© JUNGE FREIHEIT Verlag GmbH & Co. www.jungefreiheit.de 43/04 15. Oktober 2004

Leserbriefe

Zu: "Gefährliche Grenzen" von Ivan

Denes, JF 41/04

Europäische Identität

Will Europa wirklich eine EU-Außengrenze bis zum Kaukasus, zum Iran, zum Irak und zu Syrien? Würde die Europäische Union dann nicht in die unlösbare Kurdenfrage hineingezogen und in zahlreiche regionale Konflikte, die heute in der Türkei an der Tagesordnung sind?

Wenn die Europäische Union die Türkei aufnimmt, mit welchem Recht könnten dann andere Staaten wie Armenien, Georgien und die Ukraine zurückgewiesen werden? Wer die europäische Einigung ernsthaft will, der darf die Identität Europas nicht verletzen. Wir leben in Europa aus einer christlichen Tradition, die unsere Kultur seit Jahrhunderten unauslöschlich geprägt hat und auch morgen noch prägen wird. In der Türkei bekennen sich fast neunzig Prozent der Bevölkerung zum Islam. Dort herrscht eine andere Kultur. Derjenige aber schafft Konflikte, der versucht, zwei große historische Kulturen miteinander zu vermischen. Wie viele zig Milliarden Euro das den deutschen Steuerzahler kostet, wie das die weitere Zuwanderung von Türken fördern und wie sehr das die Einigung Europas erschweren wird, ist heute noch nicht abzuschätzen. Die Europäische Union braucht gute freundschaftliche und wirtschaftliche Beziehungen zur Türkei, nicht aber deren Integration.

Gerhard Drechsler, Melsungen

 

 

Zu: "Die Konservativen sind ehrlicher", Interview mit Hasan Ünal, JF 41/04

Spiegelfechterei

Freilich wäre des Kanzlers Ablehnung des EU-Beitritts der Türkei "eine Verneinung seiner politischen Daseinsberechtigung als Sozialdemokrat", wie Herr Ünal meint. Die hat er aber viel eher schon durch die Agenda 2010 und Hartz IV erheblich ramponiert, und seine europapolitischen Fehlentscheidungen dürften dagegen beinahe nebensächlich sein. Statt der Spiegelfechterei um den türkischen EU-Beitritt müßte das Hauptkriterium für den Beitritt eines Staates zur EU sein, daß sein Staatsterritorium überhaupt in Europa liegt und daß das Staatsvolk europäische, christlich-abendländische Kultur, Lebensgewohnheiten, Ansichten, Sitten und Gebräuche praktiziert. Da beides für die Türkei verneint werden muß, ist ihre Aufnahme nicht akzeptabel. Das wird schon durch die in Deutschland lebenden Türken belegt, deren mißglückte "Integration" nur Thema ist, weil sie auch nicht annähernd unsere Lebensart haben und haben wollen.

▸ Dateneinträge:

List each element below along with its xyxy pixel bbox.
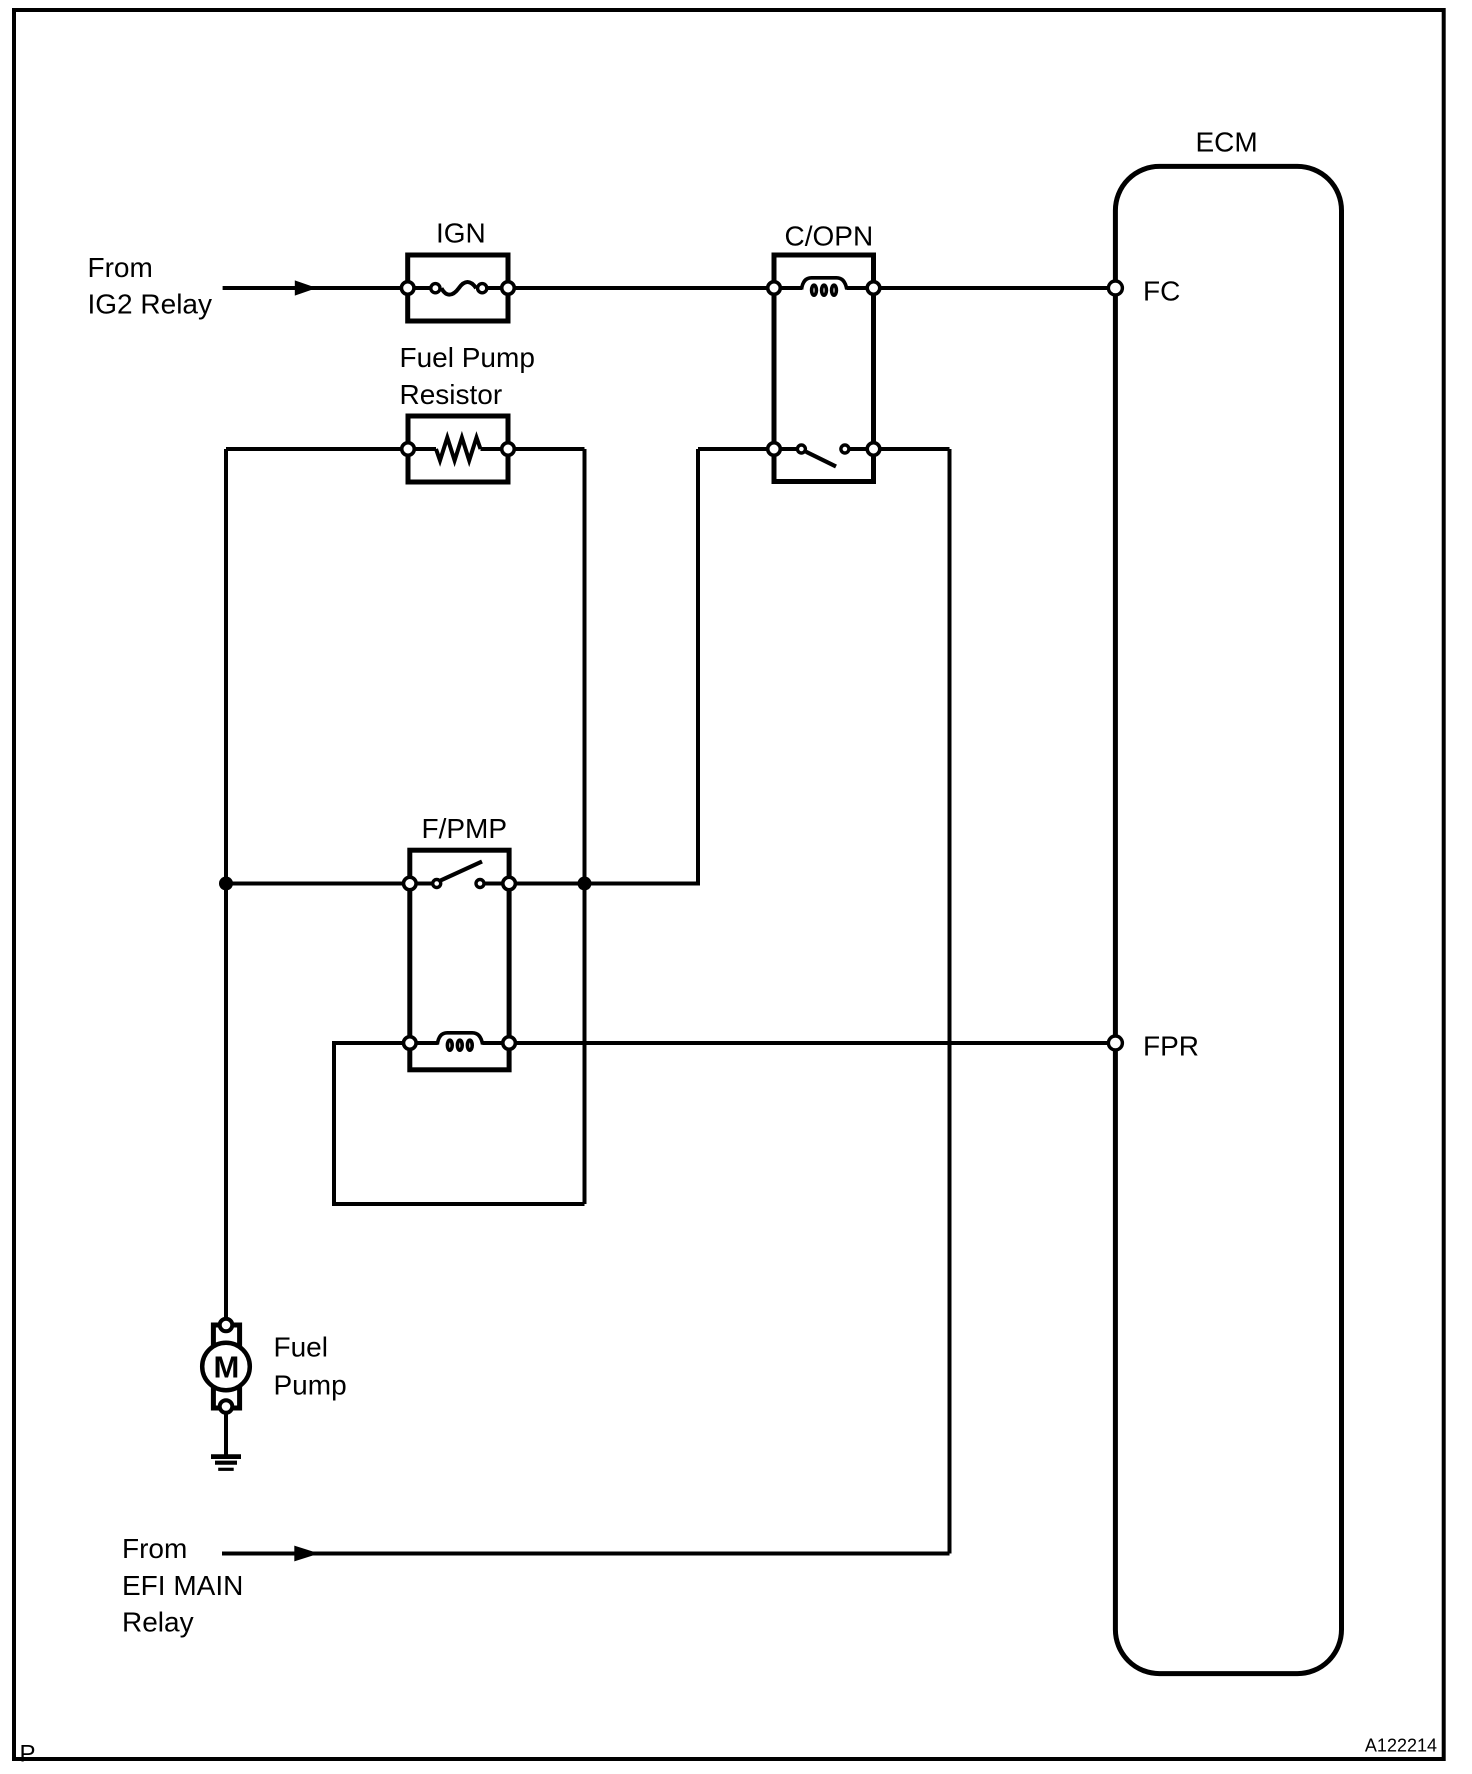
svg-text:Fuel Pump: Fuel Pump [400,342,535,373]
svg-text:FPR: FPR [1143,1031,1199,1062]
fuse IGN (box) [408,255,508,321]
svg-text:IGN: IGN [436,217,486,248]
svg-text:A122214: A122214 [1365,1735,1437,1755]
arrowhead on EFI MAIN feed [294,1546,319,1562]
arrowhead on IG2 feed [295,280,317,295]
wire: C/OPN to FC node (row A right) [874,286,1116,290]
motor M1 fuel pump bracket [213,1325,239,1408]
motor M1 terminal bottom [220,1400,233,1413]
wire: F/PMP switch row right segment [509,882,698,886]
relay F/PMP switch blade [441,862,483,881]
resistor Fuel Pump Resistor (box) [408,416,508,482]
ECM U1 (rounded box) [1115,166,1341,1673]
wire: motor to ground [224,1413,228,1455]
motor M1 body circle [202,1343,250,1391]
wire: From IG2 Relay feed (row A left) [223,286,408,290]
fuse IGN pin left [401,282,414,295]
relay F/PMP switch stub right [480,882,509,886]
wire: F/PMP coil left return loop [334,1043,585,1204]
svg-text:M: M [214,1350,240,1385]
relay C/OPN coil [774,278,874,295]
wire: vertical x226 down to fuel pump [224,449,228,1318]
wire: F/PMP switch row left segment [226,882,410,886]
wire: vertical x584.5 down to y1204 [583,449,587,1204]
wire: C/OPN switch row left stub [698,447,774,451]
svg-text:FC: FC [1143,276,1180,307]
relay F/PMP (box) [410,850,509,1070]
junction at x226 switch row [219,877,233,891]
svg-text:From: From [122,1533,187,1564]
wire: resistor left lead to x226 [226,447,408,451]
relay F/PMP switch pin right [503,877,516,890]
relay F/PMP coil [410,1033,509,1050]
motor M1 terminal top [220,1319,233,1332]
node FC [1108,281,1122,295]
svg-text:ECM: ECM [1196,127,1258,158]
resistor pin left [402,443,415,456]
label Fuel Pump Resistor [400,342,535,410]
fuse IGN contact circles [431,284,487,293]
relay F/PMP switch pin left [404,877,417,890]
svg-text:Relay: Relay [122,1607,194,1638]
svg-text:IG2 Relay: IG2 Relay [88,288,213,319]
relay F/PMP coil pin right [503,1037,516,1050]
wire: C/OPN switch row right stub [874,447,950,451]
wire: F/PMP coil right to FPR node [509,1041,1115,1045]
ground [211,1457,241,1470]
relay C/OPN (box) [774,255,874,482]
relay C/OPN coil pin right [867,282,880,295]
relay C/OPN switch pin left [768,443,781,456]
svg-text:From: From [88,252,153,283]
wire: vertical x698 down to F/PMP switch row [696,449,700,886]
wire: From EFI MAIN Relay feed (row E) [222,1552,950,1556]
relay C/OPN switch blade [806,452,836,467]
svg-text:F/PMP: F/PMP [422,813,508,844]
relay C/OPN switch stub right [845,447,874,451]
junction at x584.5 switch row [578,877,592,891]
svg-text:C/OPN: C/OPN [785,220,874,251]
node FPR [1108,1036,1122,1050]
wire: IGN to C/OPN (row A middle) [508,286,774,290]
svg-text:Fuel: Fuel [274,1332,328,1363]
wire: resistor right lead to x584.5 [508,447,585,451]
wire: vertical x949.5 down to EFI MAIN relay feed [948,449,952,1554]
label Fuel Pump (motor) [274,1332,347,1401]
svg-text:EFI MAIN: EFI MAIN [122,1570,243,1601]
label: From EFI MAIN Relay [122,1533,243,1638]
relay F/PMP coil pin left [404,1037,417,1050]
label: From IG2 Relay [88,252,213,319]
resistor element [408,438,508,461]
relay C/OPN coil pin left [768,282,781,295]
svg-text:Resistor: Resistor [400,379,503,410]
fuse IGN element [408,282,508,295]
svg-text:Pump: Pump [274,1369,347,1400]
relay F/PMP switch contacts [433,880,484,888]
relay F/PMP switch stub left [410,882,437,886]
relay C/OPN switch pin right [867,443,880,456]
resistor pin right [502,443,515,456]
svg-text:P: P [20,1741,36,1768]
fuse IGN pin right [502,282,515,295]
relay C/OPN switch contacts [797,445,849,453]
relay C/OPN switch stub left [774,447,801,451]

▸ Deine Aufgabe:
Beantworte die folgenden Fragen anhand der Leserbriefe.
(a) Wie viel Prozent der Bevölkerung in der Türkei bekennen sich laut dem ersten Brief zum Islam?
(b) Welche drei Staaten nennt der erste Brief als solche, die bei einer Aufnahme der Türkei kaum noch zurückgewiesen werden könnten?
(c) Wodurch hat der Kanzler laut dem zweiten Brief seine politische Daseinsberechtigung als Sozialdemokrat bereits erheblich ramponiert?
Für die Bearbeitung werden die Daten nicht gebraucht.

▸ Lösung:
(a) Fast neunzig Prozent.
(b) Armenien, Georgien und die Ukraine.
(c) Durch die Agenda 2010 und Hartz IV.